-- begin LISTED ENTRIES --

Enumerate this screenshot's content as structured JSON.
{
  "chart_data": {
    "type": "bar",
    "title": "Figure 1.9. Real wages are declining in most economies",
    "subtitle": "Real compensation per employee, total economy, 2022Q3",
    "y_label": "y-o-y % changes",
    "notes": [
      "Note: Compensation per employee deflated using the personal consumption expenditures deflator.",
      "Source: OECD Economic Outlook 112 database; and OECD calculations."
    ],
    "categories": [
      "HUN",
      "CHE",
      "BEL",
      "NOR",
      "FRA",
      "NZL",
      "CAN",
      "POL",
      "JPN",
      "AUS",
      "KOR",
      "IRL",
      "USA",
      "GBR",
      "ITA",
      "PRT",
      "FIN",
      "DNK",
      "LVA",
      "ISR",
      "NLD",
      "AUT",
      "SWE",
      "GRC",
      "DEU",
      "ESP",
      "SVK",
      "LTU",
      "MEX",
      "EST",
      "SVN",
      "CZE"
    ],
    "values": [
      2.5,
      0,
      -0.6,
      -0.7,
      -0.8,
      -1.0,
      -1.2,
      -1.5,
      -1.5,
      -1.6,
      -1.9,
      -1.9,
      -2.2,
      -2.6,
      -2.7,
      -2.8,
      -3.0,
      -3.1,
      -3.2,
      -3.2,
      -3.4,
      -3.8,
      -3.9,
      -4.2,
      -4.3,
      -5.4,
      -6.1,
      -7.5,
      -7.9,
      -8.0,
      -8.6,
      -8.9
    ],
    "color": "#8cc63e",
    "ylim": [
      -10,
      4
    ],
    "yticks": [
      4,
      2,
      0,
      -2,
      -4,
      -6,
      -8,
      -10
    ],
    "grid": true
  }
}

-- end LISTED ENTRIES --

[EXERCISE]
Identify and copy lines that hold the string "employee".

[THE COMPLETED TASK]
    "subtitle": "Real compensation per employee, total economy, 2022Q3",
      "Note: Compensation per employee deflated using the personal consumption expenditures deflator.",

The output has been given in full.